* Do this *
Print all of the lines exactly. Any picture among them stays out.
## Start Data supplied
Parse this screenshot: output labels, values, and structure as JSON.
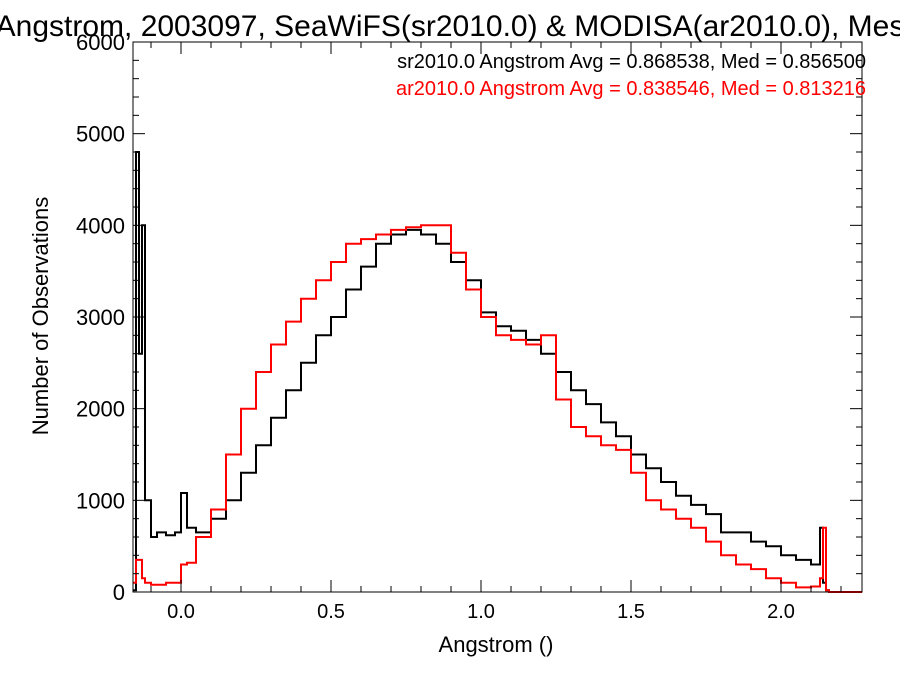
{
  "chart_data": {
    "type": "line",
    "title": "Angstrom, 2003097, SeaWiFS(sr2010.0) & MODISA(ar2010.0), Mes",
    "xlabel": "Angstrom ()",
    "ylabel": "Number of Observations",
    "xlim": [
      -0.16,
      2.27
    ],
    "ylim": [
      0,
      6000
    ],
    "x_ticks": [
      0.0,
      0.5,
      1.0,
      1.5,
      2.0
    ],
    "x_tick_labels": [
      "0.0",
      "0.5",
      "1.0",
      "1.5",
      "2.0"
    ],
    "y_ticks": [
      0,
      1000,
      2000,
      3000,
      4000,
      5000,
      6000
    ],
    "y_tick_labels": [
      "0",
      "1000",
      "2000",
      "3000",
      "4000",
      "5000",
      "6000"
    ],
    "grid": false,
    "legend_position": "top-right",
    "series": [
      {
        "name": "sr2010.0",
        "color": "#000000",
        "annotation": "sr2010.0 Angstrom Avg = 0.868538, Med = 0.856500",
        "x": [
          -0.16,
          -0.15,
          -0.14,
          -0.13,
          -0.12,
          -0.11,
          -0.1,
          -0.08,
          -0.05,
          -0.02,
          0.0,
          0.02,
          0.05,
          0.1,
          0.15,
          0.2,
          0.25,
          0.3,
          0.35,
          0.4,
          0.45,
          0.5,
          0.55,
          0.6,
          0.65,
          0.7,
          0.75,
          0.8,
          0.85,
          0.9,
          0.95,
          1.0,
          1.05,
          1.1,
          1.15,
          1.2,
          1.25,
          1.3,
          1.35,
          1.4,
          1.45,
          1.5,
          1.55,
          1.6,
          1.65,
          1.7,
          1.75,
          1.8,
          1.85,
          1.9,
          1.95,
          2.0,
          2.05,
          2.1,
          2.13,
          2.14,
          2.15,
          2.16,
          2.27
        ],
        "y": [
          20,
          4800,
          2600,
          4000,
          1000,
          1000,
          600,
          650,
          620,
          650,
          1080,
          700,
          650,
          800,
          1000,
          1300,
          1600,
          1900,
          2200,
          2500,
          2800,
          3000,
          3300,
          3550,
          3800,
          3900,
          3950,
          3900,
          3800,
          3600,
          3400,
          3050,
          2900,
          2850,
          2750,
          2600,
          2400,
          2200,
          2050,
          1850,
          1700,
          1500,
          1350,
          1200,
          1050,
          950,
          850,
          650,
          650,
          550,
          500,
          400,
          350,
          300,
          700,
          100,
          20,
          0,
          0
        ]
      },
      {
        "name": "ar2010.0",
        "color": "#ff0000",
        "annotation": "ar2010.0 Angstrom Avg = 0.838546, Med = 0.813216",
        "x": [
          -0.16,
          -0.15,
          -0.13,
          -0.12,
          -0.1,
          -0.05,
          0.0,
          0.02,
          0.05,
          0.1,
          0.15,
          0.2,
          0.25,
          0.3,
          0.35,
          0.4,
          0.45,
          0.5,
          0.55,
          0.6,
          0.65,
          0.7,
          0.75,
          0.8,
          0.85,
          0.9,
          0.95,
          1.0,
          1.05,
          1.1,
          1.15,
          1.2,
          1.25,
          1.3,
          1.35,
          1.4,
          1.45,
          1.5,
          1.55,
          1.6,
          1.65,
          1.7,
          1.75,
          1.8,
          1.85,
          1.9,
          1.95,
          2.0,
          2.05,
          2.1,
          2.13,
          2.14,
          2.15,
          2.16,
          2.27
        ],
        "y": [
          100,
          350,
          150,
          100,
          80,
          100,
          300,
          320,
          600,
          900,
          1500,
          2000,
          2400,
          2700,
          2950,
          3200,
          3400,
          3600,
          3800,
          3850,
          3900,
          3950,
          3980,
          4000,
          4000,
          3700,
          3300,
          3000,
          2800,
          2750,
          2700,
          2800,
          2100,
          1800,
          1700,
          1600,
          1550,
          1300,
          1000,
          900,
          800,
          700,
          550,
          400,
          300,
          250,
          150,
          100,
          50,
          60,
          150,
          700,
          20,
          0,
          0
        ]
      }
    ]
  }
}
## End Data supplied
* The result *
Parse this screenshot: output labels, values, and structure as JSON.
{
  "chart_data": {
    "type": "line",
    "title": "Angstrom, 2003097, SeaWiFS(sr2010.0) & MODISA(ar2010.0), Mes",
    "xlabel": "Angstrom ()",
    "ylabel": "Number of Observations",
    "xlim": [
      -0.16,
      2.27
    ],
    "ylim": [
      0,
      6000
    ],
    "x_ticks": [
      0.0,
      0.5,
      1.0,
      1.5,
      2.0
    ],
    "x_tick_labels": [
      "0.0",
      "0.5",
      "1.0",
      "1.5",
      "2.0"
    ],
    "y_ticks": [
      0,
      1000,
      2000,
      3000,
      4000,
      5000,
      6000
    ],
    "y_tick_labels": [
      "0",
      "1000",
      "2000",
      "3000",
      "4000",
      "5000",
      "6000"
    ],
    "grid": false,
    "legend_position": "top-right",
    "series": [
      {
        "name": "sr2010.0",
        "color": "#000000",
        "annotation": "sr2010.0 Angstrom Avg = 0.868538, Med = 0.856500",
        "x": [
          -0.16,
          -0.15,
          -0.14,
          -0.13,
          -0.12,
          -0.11,
          -0.1,
          -0.08,
          -0.05,
          -0.02,
          0.0,
          0.02,
          0.05,
          0.1,
          0.15,
          0.2,
          0.25,
          0.3,
          0.35,
          0.4,
          0.45,
          0.5,
          0.55,
          0.6,
          0.65,
          0.7,
          0.75,
          0.8,
          0.85,
          0.9,
          0.95,
          1.0,
          1.05,
          1.1,
          1.15,
          1.2,
          1.25,
          1.3,
          1.35,
          1.4,
          1.45,
          1.5,
          1.55,
          1.6,
          1.65,
          1.7,
          1.75,
          1.8,
          1.85,
          1.9,
          1.95,
          2.0,
          2.05,
          2.1,
          2.13,
          2.14,
          2.15,
          2.16,
          2.27
        ],
        "y": [
          20,
          4800,
          2600,
          4000,
          1000,
          1000,
          600,
          650,
          620,
          650,
          1080,
          700,
          650,
          800,
          1000,
          1300,
          1600,
          1900,
          2200,
          2500,
          2800,
          3000,
          3300,
          3550,
          3800,
          3900,
          3950,
          3900,
          3800,
          3600,
          3400,
          3050,
          2900,
          2850,
          2750,
          2600,
          2400,
          2200,
          2050,
          1850,
          1700,
          1500,
          1350,
          1200,
          1050,
          950,
          850,
          650,
          650,
          550,
          500,
          400,
          350,
          300,
          700,
          100,
          20,
          0,
          0
        ]
      },
      {
        "name": "ar2010.0",
        "color": "#ff0000",
        "annotation": "ar2010.0 Angstrom Avg = 0.838546, Med = 0.813216",
        "x": [
          -0.16,
          -0.15,
          -0.13,
          -0.12,
          -0.1,
          -0.05,
          0.0,
          0.02,
          0.05,
          0.1,
          0.15,
          0.2,
          0.25,
          0.3,
          0.35,
          0.4,
          0.45,
          0.5,
          0.55,
          0.6,
          0.65,
          0.7,
          0.75,
          0.8,
          0.85,
          0.9,
          0.95,
          1.0,
          1.05,
          1.1,
          1.15,
          1.2,
          1.25,
          1.3,
          1.35,
          1.4,
          1.45,
          1.5,
          1.55,
          1.6,
          1.65,
          1.7,
          1.75,
          1.8,
          1.85,
          1.9,
          1.95,
          2.0,
          2.05,
          2.1,
          2.13,
          2.14,
          2.15,
          2.16,
          2.27
        ],
        "y": [
          100,
          350,
          150,
          100,
          80,
          100,
          300,
          320,
          600,
          900,
          1500,
          2000,
          2400,
          2700,
          2950,
          3200,
          3400,
          3600,
          3800,
          3850,
          3900,
          3950,
          3980,
          4000,
          4000,
          3700,
          3300,
          3000,
          2800,
          2750,
          2700,
          2800,
          2100,
          1800,
          1700,
          1600,
          1550,
          1300,
          1000,
          900,
          800,
          700,
          550,
          400,
          300,
          250,
          150,
          100,
          50,
          60,
          150,
          700,
          20,
          0,
          0
        ]
      }
    ]
  }
}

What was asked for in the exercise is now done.